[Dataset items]
==========

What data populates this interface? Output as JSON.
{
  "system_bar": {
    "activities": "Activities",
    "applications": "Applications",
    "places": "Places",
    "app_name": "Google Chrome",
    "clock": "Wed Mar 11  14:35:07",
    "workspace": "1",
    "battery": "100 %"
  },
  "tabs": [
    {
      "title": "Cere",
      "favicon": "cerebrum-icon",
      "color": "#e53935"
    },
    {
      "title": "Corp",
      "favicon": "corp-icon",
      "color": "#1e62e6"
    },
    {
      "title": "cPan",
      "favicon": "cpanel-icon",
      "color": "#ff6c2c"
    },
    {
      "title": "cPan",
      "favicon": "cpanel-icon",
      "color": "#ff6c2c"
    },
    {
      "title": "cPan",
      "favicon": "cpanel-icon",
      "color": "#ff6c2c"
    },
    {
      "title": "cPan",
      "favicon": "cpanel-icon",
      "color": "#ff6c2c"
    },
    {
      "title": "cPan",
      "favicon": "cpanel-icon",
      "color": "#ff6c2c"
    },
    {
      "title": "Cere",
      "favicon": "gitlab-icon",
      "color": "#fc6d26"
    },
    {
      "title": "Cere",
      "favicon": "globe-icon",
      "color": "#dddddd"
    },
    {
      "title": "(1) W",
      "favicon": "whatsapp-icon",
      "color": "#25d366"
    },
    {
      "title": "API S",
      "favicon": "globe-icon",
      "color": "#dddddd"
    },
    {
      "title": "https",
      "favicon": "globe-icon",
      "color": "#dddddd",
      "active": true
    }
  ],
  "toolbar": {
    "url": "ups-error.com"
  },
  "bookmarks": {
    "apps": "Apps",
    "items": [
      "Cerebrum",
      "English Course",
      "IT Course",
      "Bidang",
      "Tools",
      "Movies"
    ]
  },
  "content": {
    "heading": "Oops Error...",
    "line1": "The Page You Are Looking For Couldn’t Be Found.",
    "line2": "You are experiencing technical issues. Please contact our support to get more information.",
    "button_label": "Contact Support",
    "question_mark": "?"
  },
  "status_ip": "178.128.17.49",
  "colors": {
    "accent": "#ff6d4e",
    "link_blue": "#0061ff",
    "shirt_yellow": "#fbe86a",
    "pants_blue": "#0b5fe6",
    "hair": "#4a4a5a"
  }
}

==========

What is needed here is an exact reproduction of all the entries.

# [EXERCISE OUTPUT]
What data populates this interface? Output as JSON.
{
  "system_bar": {
    "activities": "Activities",
    "applications": "Applications",
    "places": "Places",
    "app_name": "Google Chrome",
    "clock": "Wed Mar 11  14:35:07",
    "workspace": "1",
    "battery": "100 %"
  },
  "tabs": [
    {
      "title": "Cere",
      "favicon": "cerebrum-icon",
      "color": "#e53935"
    },
    {
      "title": "Corp",
      "favicon": "corp-icon",
      "color": "#1e62e6"
    },
    {
      "title": "cPan",
      "favicon": "cpanel-icon",
      "color": "#ff6c2c"
    },
    {
      "title": "cPan",
      "favicon": "cpanel-icon",
      "color": "#ff6c2c"
    },
    {
      "title": "cPan",
      "favicon": "cpanel-icon",
      "color": "#ff6c2c"
    },
    {
      "title": "cPan",
      "favicon": "cpanel-icon",
      "color": "#ff6c2c"
    },
    {
      "title": "cPan",
      "favicon": "cpanel-icon",
      "color": "#ff6c2c"
    },
    {
      "title": "Cere",
      "favicon": "gitlab-icon",
      "color": "#fc6d26"
    },
    {
      "title": "Cere",
      "favicon": "globe-icon",
      "color": "#dddddd"
    },
    {
      "title": "(1) W",
      "favicon": "whatsapp-icon",
      "color": "#25d366"
    },
    {
      "title": "API S",
      "favicon": "globe-icon",
      "color": "#dddddd"
    },
    {
      "title": "https",
      "favicon": "globe-icon",
      "color": "#dddddd",
      "active": true
    }
  ],
  "toolbar": {
    "url": "ups-error.com"
  },
  "bookmarks": {
    "apps": "Apps",
    "items": [
      "Cerebrum",
      "English Course",
      "IT Course",
      "Bidang",
      "Tools",
      "Movies"
    ]
  },
  "content": {
    "heading": "Oops Error...",
    "line1": "The Page You Are Looking For Couldn’t Be Found.",
    "line2": "You are experiencing technical issues. Please contact our support to get more information.",
    "button_label": "Contact Support",
    "question_mark": "?"
  },
  "status_ip": "178.128.17.49",
  "colors": {
    "accent": "#ff6d4e",
    "link_blue": "#0061ff",
    "shirt_yellow": "#fbe86a",
    "pants_blue": "#0b5fe6",
    "hair": "#4a4a5a"
  }
}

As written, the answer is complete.